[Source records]
========================

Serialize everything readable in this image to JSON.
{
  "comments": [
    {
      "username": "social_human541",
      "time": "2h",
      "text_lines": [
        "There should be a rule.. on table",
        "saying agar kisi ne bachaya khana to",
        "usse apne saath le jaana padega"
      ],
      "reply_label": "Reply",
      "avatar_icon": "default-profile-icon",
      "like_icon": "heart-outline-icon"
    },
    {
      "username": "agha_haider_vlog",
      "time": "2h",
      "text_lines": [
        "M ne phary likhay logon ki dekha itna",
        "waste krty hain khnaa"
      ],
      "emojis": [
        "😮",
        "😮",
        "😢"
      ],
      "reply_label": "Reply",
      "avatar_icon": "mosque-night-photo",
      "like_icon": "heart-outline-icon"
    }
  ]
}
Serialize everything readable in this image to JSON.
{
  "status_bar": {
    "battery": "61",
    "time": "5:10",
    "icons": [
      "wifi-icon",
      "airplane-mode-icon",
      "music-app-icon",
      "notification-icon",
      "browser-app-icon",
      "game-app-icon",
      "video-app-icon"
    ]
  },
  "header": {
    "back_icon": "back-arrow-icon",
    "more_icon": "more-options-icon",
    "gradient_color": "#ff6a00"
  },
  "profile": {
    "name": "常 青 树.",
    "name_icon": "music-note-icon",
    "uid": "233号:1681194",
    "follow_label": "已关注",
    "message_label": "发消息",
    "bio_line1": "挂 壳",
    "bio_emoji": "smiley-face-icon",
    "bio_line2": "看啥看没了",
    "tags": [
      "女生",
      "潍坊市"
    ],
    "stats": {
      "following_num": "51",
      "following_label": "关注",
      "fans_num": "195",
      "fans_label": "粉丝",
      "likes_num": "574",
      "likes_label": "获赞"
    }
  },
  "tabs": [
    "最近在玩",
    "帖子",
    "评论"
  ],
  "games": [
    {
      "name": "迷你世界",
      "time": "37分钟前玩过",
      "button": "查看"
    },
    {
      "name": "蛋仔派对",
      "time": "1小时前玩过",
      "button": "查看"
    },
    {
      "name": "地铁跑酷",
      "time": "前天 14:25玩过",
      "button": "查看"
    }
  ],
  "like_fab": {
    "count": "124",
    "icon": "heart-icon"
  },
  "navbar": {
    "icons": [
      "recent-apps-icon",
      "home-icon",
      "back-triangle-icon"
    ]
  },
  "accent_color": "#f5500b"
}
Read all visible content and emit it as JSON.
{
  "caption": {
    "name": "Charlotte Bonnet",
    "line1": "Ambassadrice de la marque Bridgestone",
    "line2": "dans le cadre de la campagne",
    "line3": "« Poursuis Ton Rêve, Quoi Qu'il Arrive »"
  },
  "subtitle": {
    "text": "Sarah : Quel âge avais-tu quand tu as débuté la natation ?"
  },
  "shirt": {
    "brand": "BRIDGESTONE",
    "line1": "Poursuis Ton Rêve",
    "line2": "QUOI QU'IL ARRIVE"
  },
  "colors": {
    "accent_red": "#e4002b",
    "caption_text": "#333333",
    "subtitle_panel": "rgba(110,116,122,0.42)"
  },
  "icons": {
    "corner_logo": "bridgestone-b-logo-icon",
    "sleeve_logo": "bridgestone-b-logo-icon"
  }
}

========================

» PROBLEM TO WORK ON: Exact output of every entry is required.

» CORRECT OUTPUT:
Serialize everything readable in this image to JSON.
{
  "comments": [
    {
      "username": "social_human541",
      "time": "2h",
      "text_lines": [
        "There should be a rule.. on table",
        "saying agar kisi ne bachaya khana to",
        "usse apne saath le jaana padega"
      ],
      "reply_label": "Reply",
      "avatar_icon": "default-profile-icon",
      "like_icon": "heart-outline-icon"
    },
    {
      "username": "agha_haider_vlog",
      "time": "2h",
      "text_lines": [
        "M ne phary likhay logon ki dekha itna",
        "waste krty hain khnaa"
      ],
      "emojis": [
        "😮",
        "😮",
        "😢"
      ],
      "reply_label": "Reply",
      "avatar_icon": "mosque-night-photo",
      "like_icon": "heart-outline-icon"
    }
  ]
}
Serialize everything readable in this image to JSON.
{
  "status_bar": {
    "battery": "61",
    "time": "5:10",
    "icons": [
      "wifi-icon",
      "airplane-mode-icon",
      "music-app-icon",
      "notification-icon",
      "browser-app-icon",
      "game-app-icon",
      "video-app-icon"
    ]
  },
  "header": {
    "back_icon": "back-arrow-icon",
    "more_icon": "more-options-icon",
    "gradient_color": "#ff6a00"
  },
  "profile": {
    "name": "常 青 树.",
    "name_icon": "music-note-icon",
    "uid": "233号:1681194",
    "follow_label": "已关注",
    "message_label": "发消息",
    "bio_line1": "挂 壳",
    "bio_emoji": "smiley-face-icon",
    "bio_line2": "看啥看没了",
    "tags": [
      "女生",
      "潍坊市"
    ],
    "stats": {
      "following_num": "51",
      "following_label": "关注",
      "fans_num": "195",
      "fans_label": "粉丝",
      "likes_num": "574",
      "likes_label": "获赞"
    }
  },
  "tabs": [
    "最近在玩",
    "帖子",
    "评论"
  ],
  "games": [
    {
      "name": "迷你世界",
      "time": "37分钟前玩过",
      "button": "查看"
    },
    {
      "name": "蛋仔派对",
      "time": "1小时前玩过",
      "button": "查看"
    },
    {
      "name": "地铁跑酷",
      "time": "前天 14:25玩过",
      "button": "查看"
    }
  ],
  "like_fab": {
    "count": "124",
    "icon": "heart-icon"
  },
  "navbar": {
    "icons": [
      "recent-apps-icon",
      "home-icon",
      "back-triangle-icon"
    ]
  },
  "accent_color": "#f5500b"
}
Read all visible content and emit it as JSON.
{
  "caption": {
    "name": "Charlotte Bonnet",
    "line1": "Ambassadrice de la marque Bridgestone",
    "line2": "dans le cadre de la campagne",
    "line3": "« Poursuis Ton Rêve, Quoi Qu'il Arrive »"
  },
  "subtitle": {
    "text": "Sarah : Quel âge avais-tu quand tu as débuté la natation ?"
  },
  "shirt": {
    "brand": "BRIDGESTONE",
    "line1": "Poursuis Ton Rêve",
    "line2": "QUOI QU'IL ARRIVE"
  },
  "colors": {
    "accent_red": "#e4002b",
    "caption_text": "#333333",
    "subtitle_panel": "rgba(110,116,122,0.42)"
  },
  "icons": {
    "corner_logo": "bridgestone-b-logo-icon",
    "sleeve_logo": "bridgestone-b-logo-icon"
  }
}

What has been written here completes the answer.